**Chart and figure data**.
....................

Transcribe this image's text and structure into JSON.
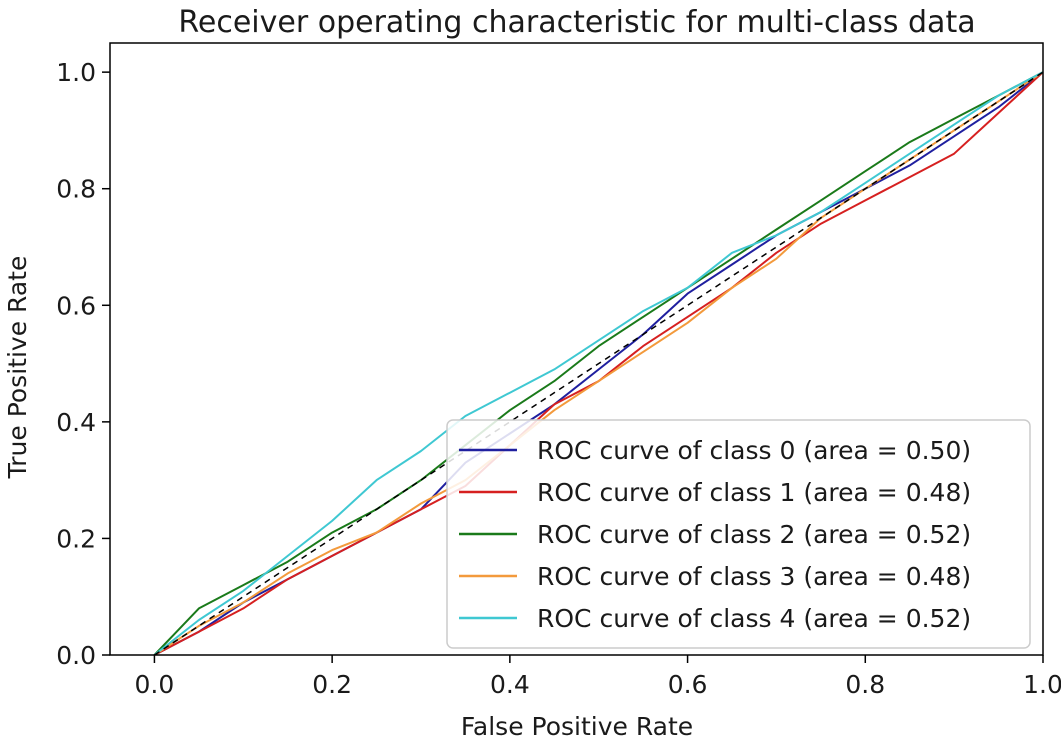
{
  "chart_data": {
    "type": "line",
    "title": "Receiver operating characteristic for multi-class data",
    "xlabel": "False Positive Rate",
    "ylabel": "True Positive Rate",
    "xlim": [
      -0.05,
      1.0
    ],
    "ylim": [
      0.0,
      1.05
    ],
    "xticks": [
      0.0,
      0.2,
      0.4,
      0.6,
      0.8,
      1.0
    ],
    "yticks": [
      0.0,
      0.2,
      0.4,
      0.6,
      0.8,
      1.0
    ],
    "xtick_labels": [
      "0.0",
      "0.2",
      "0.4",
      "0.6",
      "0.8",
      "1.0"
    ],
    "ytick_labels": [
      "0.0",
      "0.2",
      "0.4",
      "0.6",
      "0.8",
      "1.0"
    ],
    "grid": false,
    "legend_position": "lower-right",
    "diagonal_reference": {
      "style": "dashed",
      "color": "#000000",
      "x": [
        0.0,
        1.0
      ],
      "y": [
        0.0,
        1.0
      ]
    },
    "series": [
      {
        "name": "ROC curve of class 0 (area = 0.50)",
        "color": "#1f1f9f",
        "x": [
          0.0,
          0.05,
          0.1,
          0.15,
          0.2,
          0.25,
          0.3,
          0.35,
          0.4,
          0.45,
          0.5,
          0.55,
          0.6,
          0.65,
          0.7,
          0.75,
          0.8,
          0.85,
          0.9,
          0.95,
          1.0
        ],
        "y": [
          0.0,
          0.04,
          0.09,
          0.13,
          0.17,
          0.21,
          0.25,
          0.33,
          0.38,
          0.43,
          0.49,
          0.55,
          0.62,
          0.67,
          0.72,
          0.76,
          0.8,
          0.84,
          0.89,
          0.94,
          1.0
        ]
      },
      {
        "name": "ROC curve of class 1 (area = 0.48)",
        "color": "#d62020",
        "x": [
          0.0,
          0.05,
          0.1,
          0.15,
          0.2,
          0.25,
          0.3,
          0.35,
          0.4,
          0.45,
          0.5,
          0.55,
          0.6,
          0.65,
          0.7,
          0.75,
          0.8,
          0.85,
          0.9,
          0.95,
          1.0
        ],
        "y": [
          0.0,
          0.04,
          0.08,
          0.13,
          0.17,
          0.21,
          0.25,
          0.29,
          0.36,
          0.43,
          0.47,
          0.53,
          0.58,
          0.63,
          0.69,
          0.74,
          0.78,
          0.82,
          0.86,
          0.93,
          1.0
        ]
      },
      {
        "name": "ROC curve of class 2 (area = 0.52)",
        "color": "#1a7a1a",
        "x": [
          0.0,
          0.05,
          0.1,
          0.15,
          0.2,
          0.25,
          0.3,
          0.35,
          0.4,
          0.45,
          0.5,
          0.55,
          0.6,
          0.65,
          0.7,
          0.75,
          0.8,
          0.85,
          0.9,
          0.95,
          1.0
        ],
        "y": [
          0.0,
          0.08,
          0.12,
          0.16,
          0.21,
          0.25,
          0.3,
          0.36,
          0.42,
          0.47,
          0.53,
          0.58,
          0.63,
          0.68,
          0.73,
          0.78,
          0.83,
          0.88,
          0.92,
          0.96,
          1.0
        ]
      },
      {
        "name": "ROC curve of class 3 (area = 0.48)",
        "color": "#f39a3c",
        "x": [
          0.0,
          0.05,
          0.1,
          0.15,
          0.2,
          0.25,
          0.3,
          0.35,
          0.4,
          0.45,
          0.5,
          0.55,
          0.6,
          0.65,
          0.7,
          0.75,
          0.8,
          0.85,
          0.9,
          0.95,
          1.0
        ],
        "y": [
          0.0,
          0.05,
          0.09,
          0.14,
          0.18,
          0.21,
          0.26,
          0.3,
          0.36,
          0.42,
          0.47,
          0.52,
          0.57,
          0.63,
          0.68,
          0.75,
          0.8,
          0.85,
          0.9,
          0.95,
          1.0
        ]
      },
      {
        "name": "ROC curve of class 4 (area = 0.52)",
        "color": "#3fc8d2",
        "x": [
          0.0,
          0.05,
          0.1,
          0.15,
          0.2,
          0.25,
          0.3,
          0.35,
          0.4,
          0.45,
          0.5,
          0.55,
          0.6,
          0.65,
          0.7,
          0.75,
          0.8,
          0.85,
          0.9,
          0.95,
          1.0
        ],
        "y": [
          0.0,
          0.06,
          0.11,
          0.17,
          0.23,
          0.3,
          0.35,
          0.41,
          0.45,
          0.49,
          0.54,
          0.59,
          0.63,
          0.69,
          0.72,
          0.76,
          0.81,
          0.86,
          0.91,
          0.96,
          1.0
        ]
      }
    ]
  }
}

....................

**WHAT THE EXERCISE ASKS**.
Go through the entries and return each line where the word "name" appears.

**WRITTEN SOLUTION**.
        "name": "ROC curve of class 0 (area = 0.50)",
        "name": "ROC curve of class 1 (area = 0.48)",
        "name": "ROC curve of class 2 (area = 0.52)",
        "name": "ROC curve of class 3 (area = 0.48)",
        "name": "ROC curve of class 4 (area = 0.52)",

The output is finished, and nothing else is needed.